## THE TASK
Transcribe all of the records word for word, but omit the pictures.

☆ ☆ ☆ ☆ ☆

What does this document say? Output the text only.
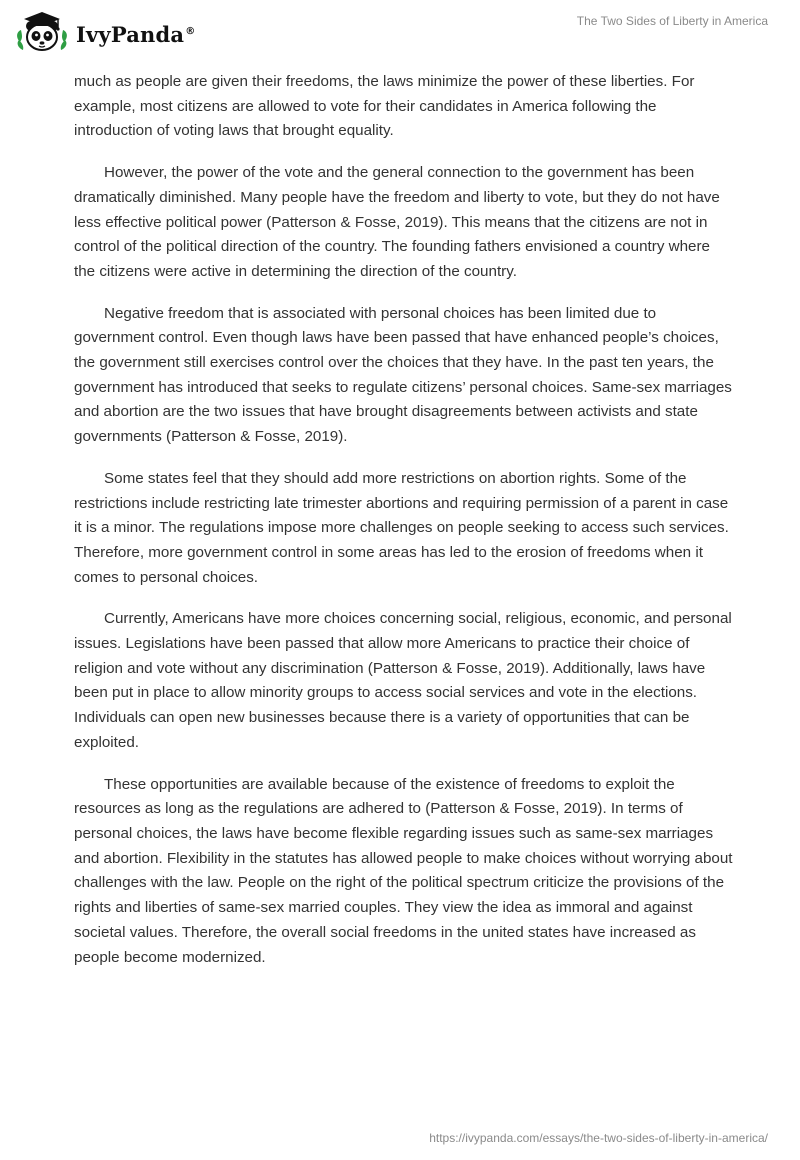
IvyPanda®
The Two Sides of Liberty in America

much as people are given their freedoms, the laws minimize the power of these liberties. For example, most citizens are allowed to vote for their candidates in America following the introduction of voting laws that brought equality.

However, the power of the vote and the general connection to the government has been dramatically diminished. Many people have the freedom and liberty to vote, but they do not have less effective political power (Patterson & Fosse, 2019). This means that the citizens are not in control of the political direction of the country. The founding fathers envisioned a country where the citizens were active in determining the direction of the country.

Negative freedom that is associated with personal choices has been limited due to government control. Even though laws have been passed that have enhanced people’s choices, the government still exercises control over the choices that they have. In the past ten years, the government has introduced that seeks to regulate citizens’ personal choices. Same-sex marriages and abortion are the two issues that have brought disagreements between activists and state governments (Patterson & Fosse, 2019).

Some states feel that they should add more restrictions on abortion rights. Some of the restrictions include restricting late trimester abortions and requiring permission of a parent in case it is a minor. The regulations impose more challenges on people seeking to access such services. Therefore, more government control in some areas has led to the erosion of freedoms when it comes to personal choices.

Currently, Americans have more choices concerning social, religious, economic, and personal issues. Legislations have been passed that allow more Americans to practice their choice of religion and vote without any discrimination (Patterson & Fosse, 2019). Additionally, laws have been put in place to allow minority groups to access social services and vote in the elections. Individuals can open new businesses because there is a variety of opportunities that can be exploited.

These opportunities are available because of the existence of freedoms to exploit the resources as long as the regulations are adhered to (Patterson & Fosse, 2019). In terms of personal choices, the laws have become flexible regarding issues such as same-sex marriages and abortion. Flexibility in the statutes has allowed people to make choices without worrying about challenges with the law. People on the right of the political spectrum criticize the provisions of the rights and liberties of same-sex married couples. They view the idea as immoral and against societal values. Therefore, the overall social freedoms in the united states have increased as people become modernized.

https://ivypanda.com/essays/the-two-sides-of-liberty-in-america/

☆ ☆ ☆ ☆ ☆

## SOLUTION FOR THIS TASK
What does this document say? Output the text only.
IvyPanda®
The Two Sides of Liberty in America

much as people are given their freedoms, the laws minimize the power of these liberties. For example, most citizens are allowed to vote for their candidates in America following the introduction of voting laws that brought equality.

However, the power of the vote and the general connection to the government has been dramatically diminished. Many people have the freedom and liberty to vote, but they do not have less effective political power (Patterson & Fosse, 2019). This means that the citizens are not in control of the political direction of the country. The founding fathers envisioned a country where the citizens were active in determining the direction of the country.

Negative freedom that is associated with personal choices has been limited due to government control. Even though laws have been passed that have enhanced people’s choices, the government still exercises control over the choices that they have. In the past ten years, the government has introduced that seeks to regulate citizens’ personal choices. Same-sex marriages and abortion are the two issues that have brought disagreements between activists and state governments (Patterson & Fosse, 2019).

Some states feel that they should add more restrictions on abortion rights. Some of the restrictions include restricting late trimester abortions and requiring permission of a parent in case it is a minor. The regulations impose more challenges on people seeking to access such services. Therefore, more government control in some areas has led to the erosion of freedoms when it comes to personal choices.

Currently, Americans have more choices concerning social, religious, economic, and personal issues. Legislations have been passed that allow more Americans to practice their choice of religion and vote without any discrimination (Patterson & Fosse, 2019). Additionally, laws have been put in place to allow minority groups to access social services and vote in the elections. Individuals can open new businesses because there is a variety of opportunities that can be exploited.

These opportunities are available because of the existence of freedoms to exploit the resources as long as the regulations are adhered to (Patterson & Fosse, 2019). In terms of personal choices, the laws have become flexible regarding issues such as same-sex marriages and abortion. Flexibility in the statutes has allowed people to make choices without worrying about challenges with the law. People on the right of the political spectrum criticize the provisions of the rights and liberties of same-sex married couples. They view the idea as immoral and against societal values. Therefore, the overall social freedoms in the united states have increased as people become modernized.

https://ivypanda.com/essays/the-two-sides-of-liberty-in-america/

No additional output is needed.